▸ TASK DESCRIPTION: Copy every record word for word.

▸ GIVEN ENTRIES:
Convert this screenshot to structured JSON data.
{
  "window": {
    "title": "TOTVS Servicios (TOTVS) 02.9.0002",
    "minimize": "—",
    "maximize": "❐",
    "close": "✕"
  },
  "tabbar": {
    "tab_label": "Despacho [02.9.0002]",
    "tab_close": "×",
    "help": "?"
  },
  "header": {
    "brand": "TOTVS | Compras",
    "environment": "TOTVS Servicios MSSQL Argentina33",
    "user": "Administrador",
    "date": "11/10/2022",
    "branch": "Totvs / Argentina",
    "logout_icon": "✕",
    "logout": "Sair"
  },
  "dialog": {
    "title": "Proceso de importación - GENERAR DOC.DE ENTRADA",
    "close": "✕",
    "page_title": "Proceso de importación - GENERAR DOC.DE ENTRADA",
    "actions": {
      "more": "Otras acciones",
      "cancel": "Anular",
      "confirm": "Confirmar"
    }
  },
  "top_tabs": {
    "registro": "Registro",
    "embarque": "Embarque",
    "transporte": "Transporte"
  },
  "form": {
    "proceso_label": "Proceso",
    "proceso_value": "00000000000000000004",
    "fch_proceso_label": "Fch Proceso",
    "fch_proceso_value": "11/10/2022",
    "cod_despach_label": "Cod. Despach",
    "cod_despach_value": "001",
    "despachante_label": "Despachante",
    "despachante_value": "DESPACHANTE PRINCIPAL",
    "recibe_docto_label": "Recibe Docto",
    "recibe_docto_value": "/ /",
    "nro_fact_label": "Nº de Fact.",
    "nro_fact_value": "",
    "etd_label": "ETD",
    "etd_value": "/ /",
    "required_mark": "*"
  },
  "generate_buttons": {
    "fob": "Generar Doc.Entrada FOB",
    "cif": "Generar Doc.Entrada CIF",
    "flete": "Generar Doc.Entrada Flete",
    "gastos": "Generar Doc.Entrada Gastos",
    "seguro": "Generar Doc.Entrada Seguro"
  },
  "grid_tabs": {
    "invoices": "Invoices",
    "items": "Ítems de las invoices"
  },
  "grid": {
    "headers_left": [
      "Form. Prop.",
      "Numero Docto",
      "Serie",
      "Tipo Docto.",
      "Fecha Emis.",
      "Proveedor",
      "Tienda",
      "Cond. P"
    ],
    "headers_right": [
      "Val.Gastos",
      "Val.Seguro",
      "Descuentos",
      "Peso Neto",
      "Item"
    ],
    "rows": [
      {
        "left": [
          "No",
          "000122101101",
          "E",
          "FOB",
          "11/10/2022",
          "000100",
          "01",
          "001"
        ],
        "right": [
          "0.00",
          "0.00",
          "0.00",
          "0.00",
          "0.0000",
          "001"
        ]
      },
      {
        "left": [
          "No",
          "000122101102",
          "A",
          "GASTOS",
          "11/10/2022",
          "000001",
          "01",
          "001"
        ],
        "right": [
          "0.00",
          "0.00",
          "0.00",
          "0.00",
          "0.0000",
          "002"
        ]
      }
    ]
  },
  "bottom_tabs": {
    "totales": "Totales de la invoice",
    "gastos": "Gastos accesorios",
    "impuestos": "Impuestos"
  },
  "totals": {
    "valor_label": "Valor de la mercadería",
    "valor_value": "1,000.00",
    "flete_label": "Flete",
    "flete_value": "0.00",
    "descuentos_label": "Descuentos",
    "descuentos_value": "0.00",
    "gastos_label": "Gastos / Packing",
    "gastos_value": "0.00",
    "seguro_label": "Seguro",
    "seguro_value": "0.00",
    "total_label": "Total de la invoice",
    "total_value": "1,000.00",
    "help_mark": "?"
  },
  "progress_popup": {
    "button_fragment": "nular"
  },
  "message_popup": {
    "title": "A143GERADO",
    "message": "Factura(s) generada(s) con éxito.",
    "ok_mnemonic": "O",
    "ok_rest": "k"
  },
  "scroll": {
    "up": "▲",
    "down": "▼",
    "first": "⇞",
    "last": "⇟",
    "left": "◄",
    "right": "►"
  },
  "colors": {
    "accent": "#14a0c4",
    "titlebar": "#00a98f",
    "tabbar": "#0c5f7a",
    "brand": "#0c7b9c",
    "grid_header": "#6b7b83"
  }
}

▸ EXERCISE SOLUTION:
Convert this screenshot to structured JSON data.
{
  "window": {
    "title": "TOTVS Servicios (TOTVS) 02.9.0002",
    "minimize": "—",
    "maximize": "❐",
    "close": "✕"
  },
  "tabbar": {
    "tab_label": "Despacho [02.9.0002]",
    "tab_close": "×",
    "help": "?"
  },
  "header": {
    "brand": "TOTVS | Compras",
    "environment": "TOTVS Servicios MSSQL Argentina33",
    "user": "Administrador",
    "date": "11/10/2022",
    "branch": "Totvs / Argentina",
    "logout_icon": "✕",
    "logout": "Sair"
  },
  "dialog": {
    "title": "Proceso de importación - GENERAR DOC.DE ENTRADA",
    "close": "✕",
    "page_title": "Proceso de importación - GENERAR DOC.DE ENTRADA",
    "actions": {
      "more": "Otras acciones",
      "cancel": "Anular",
      "confirm": "Confirmar"
    }
  },
  "top_tabs": {
    "registro": "Registro",
    "embarque": "Embarque",
    "transporte": "Transporte"
  },
  "form": {
    "proceso_label": "Proceso",
    "proceso_value": "00000000000000000004",
    "fch_proceso_label": "Fch Proceso",
    "fch_proceso_value": "11/10/2022",
    "cod_despach_label": "Cod. Despach",
    "cod_despach_value": "001",
    "despachante_label": "Despachante",
    "despachante_value": "DESPACHANTE PRINCIPAL",
    "recibe_docto_label": "Recibe Docto",
    "recibe_docto_value": "/ /",
    "nro_fact_label": "Nº de Fact.",
    "nro_fact_value": "",
    "etd_label": "ETD",
    "etd_value": "/ /",
    "required_mark": "*"
  },
  "generate_buttons": {
    "fob": "Generar Doc.Entrada FOB",
    "cif": "Generar Doc.Entrada CIF",
    "flete": "Generar Doc.Entrada Flete",
    "gastos": "Generar Doc.Entrada Gastos",
    "seguro": "Generar Doc.Entrada Seguro"
  },
  "grid_tabs": {
    "invoices": "Invoices",
    "items": "Ítems de las invoices"
  },
  "grid": {
    "headers_left": [
      "Form. Prop.",
      "Numero Docto",
      "Serie",
      "Tipo Docto.",
      "Fecha Emis.",
      "Proveedor",
      "Tienda",
      "Cond. P"
    ],
    "headers_right": [
      "Val.Gastos",
      "Val.Seguro",
      "Descuentos",
      "Peso Neto",
      "Item"
    ],
    "rows": [
      {
        "left": [
          "No",
          "000122101101",
          "E",
          "FOB",
          "11/10/2022",
          "000100",
          "01",
          "001"
        ],
        "right": [
          "0.00",
          "0.00",
          "0.00",
          "0.00",
          "0.0000",
          "001"
        ]
      },
      {
        "left": [
          "No",
          "000122101102",
          "A",
          "GASTOS",
          "11/10/2022",
          "000001",
          "01",
          "001"
        ],
        "right": [
          "0.00",
          "0.00",
          "0.00",
          "0.00",
          "0.0000",
          "002"
        ]
      }
    ]
  },
  "bottom_tabs": {
    "totales": "Totales de la invoice",
    "gastos": "Gastos accesorios",
    "impuestos": "Impuestos"
  },
  "totals": {
    "valor_label": "Valor de la mercadería",
    "valor_value": "1,000.00",
    "flete_label": "Flete",
    "flete_value": "0.00",
    "descuentos_label": "Descuentos",
    "descuentos_value": "0.00",
    "gastos_label": "Gastos / Packing",
    "gastos_value": "0.00",
    "seguro_label": "Seguro",
    "seguro_value": "0.00",
    "total_label": "Total de la invoice",
    "total_value": "1,000.00",
    "help_mark": "?"
  },
  "progress_popup": {
    "button_fragment": "nular"
  },
  "message_popup": {
    "title": "A143GERADO",
    "message": "Factura(s) generada(s) con éxito.",
    "ok_mnemonic": "O",
    "ok_rest": "k"
  },
  "scroll": {
    "up": "▲",
    "down": "▼",
    "first": "⇞",
    "last": "⇟",
    "left": "◄",
    "right": "►"
  },
  "colors": {
    "accent": "#14a0c4",
    "titlebar": "#00a98f",
    "tabbar": "#0c5f7a",
    "brand": "#0c7b9c",
    "grid_header": "#6b7b83"
  }
}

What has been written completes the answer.